- _Provided data_
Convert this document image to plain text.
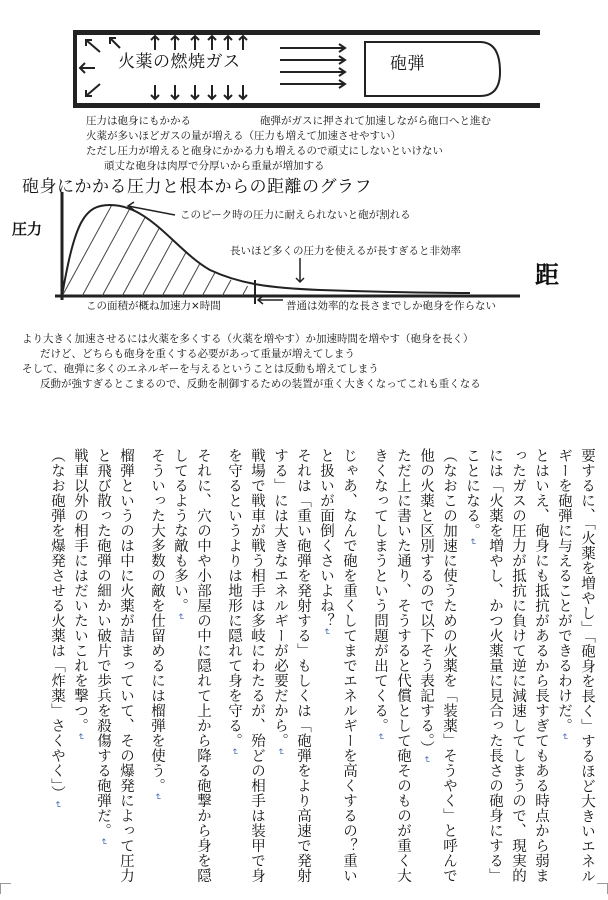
火薬の燃焼ガス	砲弾
圧力は砲身にもかかる	砲弾がガスに押されて加速しながら砲口へと進む
火薬が多いほどガスの量が増える（圧力も増えて加速させやすい）
ただし圧力が増えると砲身にかかる力も増えるので頑丈にしないといけない
頑丈な砲身は肉厚で分厚いから重量が増加する
砲身にかかる圧力と根本からの距離のグラフ
圧力
距
このピーク時の圧力に耐えられないと砲が割れる
長いほど多くの圧力を使えるが長すぎると非効率
この面積が概ね加速力×時間	普通は効率的な長さまでしか砲身を作らない
より大きく加速させるには火薬を多くする（火薬を増やす）か加速時間を増やす（砲身を長く）
だけど、どちらも砲身を重くする必要があって重量が増えてしまう
そして、砲弾に多くのエネルギーを与えるということは反動も増えてしまう
反動が強すぎるとこまるので、反動を制御するための装置が重く大きくなってこれも重くなる

要するに、「火薬を増やし」「砲身を長く」するほど大きいエネルギーを砲弾に与えることができるわけだ。↵

とはいえ、砲身にも抵抗があるから長すぎてもある時点から弱まったガスの圧力が抵抗に負けて逆に減速してしまうので、現実的には「火薬を増やし、かつ火薬量に見合った長さの砲身にする」ことになる。↵

（なおこの加速に使うための火薬を「装薬」そうやく」と呼んで他の火薬と区別するので以下そう表記する。）↵

ただ上に書いた通り、そうすると代償として砲そのものが重く大きくなってしまうという問題が出てくる。↵

じゃあ、なんで砲を重くしてまでエネルギーを高くするの？重いと扱いが面倒くさいよね？↵

それは「重い砲弾を発射する」もしくは「砲弾をより高速で発射する」には大きなエネルギーが必要だから。↵

戦場で戦車が戦う相手は多岐にわたるが、殆どの相手は装甲で身を守るというよりは地形に隠れて身を守る。↵

それに、穴の中や小部屋の中に隠れて上から降る砲撃から身を隠してるような敵も多い。↵

そういった大多数の敵を仕留めるには榴弾を使う。↵

榴弾というのは中に火薬が詰まっていて、その爆発によって圧力と飛び散った砲弾の細かい破片で歩兵を殺傷する砲弾だ。↵

戦車以外の相手にはだいたいこれを撃つ。↵

（なお砲弾を爆発させる火薬は「炸薬」さくやく」）↵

- _What is needed_
From start to finish, output the listing exactly, but omit its pictures.

- _Result for this task_
Convert this document image to plain text.
火薬の燃焼ガス	砲弾
圧力は砲身にもかかる	砲弾がガスに押されて加速しながら砲口へと進む
火薬が多いほどガスの量が増える（圧力も増えて加速させやすい）
ただし圧力が増えると砲身にかかる力も増えるので頑丈にしないといけない
頑丈な砲身は肉厚で分厚いから重量が増加する
砲身にかかる圧力と根本からの距離のグラフ
圧力
距
このピーク時の圧力に耐えられないと砲が割れる
長いほど多くの圧力を使えるが長すぎると非効率
この面積が概ね加速力×時間	普通は効率的な長さまでしか砲身を作らない
より大きく加速させるには火薬を多くする（火薬を増やす）か加速時間を増やす（砲身を長く）
だけど、どちらも砲身を重くする必要があって重量が増えてしまう
そして、砲弾に多くのエネルギーを与えるということは反動も増えてしまう
反動が強すぎるとこまるので、反動を制御するための装置が重く大きくなってこれも重くなる

要するに、「火薬を増やし」「砲身を長く」するほど大きいエネルギーを砲弾に与えることができるわけだ。↵

とはいえ、砲身にも抵抗があるから長すぎてもある時点から弱まったガスの圧力が抵抗に負けて逆に減速してしまうので、現実的には「火薬を増やし、かつ火薬量に見合った長さの砲身にする」ことになる。↵

（なおこの加速に使うための火薬を「装薬」そうやく」と呼んで他の火薬と区別するので以下そう表記する。）↵

ただ上に書いた通り、そうすると代償として砲そのものが重く大きくなってしまうという問題が出てくる。↵

じゃあ、なんで砲を重くしてまでエネルギーを高くするの？重いと扱いが面倒くさいよね？↵

それは「重い砲弾を発射する」もしくは「砲弾をより高速で発射する」には大きなエネルギーが必要だから。↵

戦場で戦車が戦う相手は多岐にわたるが、殆どの相手は装甲で身を守るというよりは地形に隠れて身を守る。↵

それに、穴の中や小部屋の中に隠れて上から降る砲撃から身を隠してるような敵も多い。↵

そういった大多数の敵を仕留めるには榴弾を使う。↵

榴弾というのは中に火薬が詰まっていて、その爆発によって圧力と飛び散った砲弾の細かい破片で歩兵を殺傷する砲弾だ。↵

戦車以外の相手にはだいたいこれを撃つ。↵

（なお砲弾を爆発させる火薬は「炸薬」さくやく」）↵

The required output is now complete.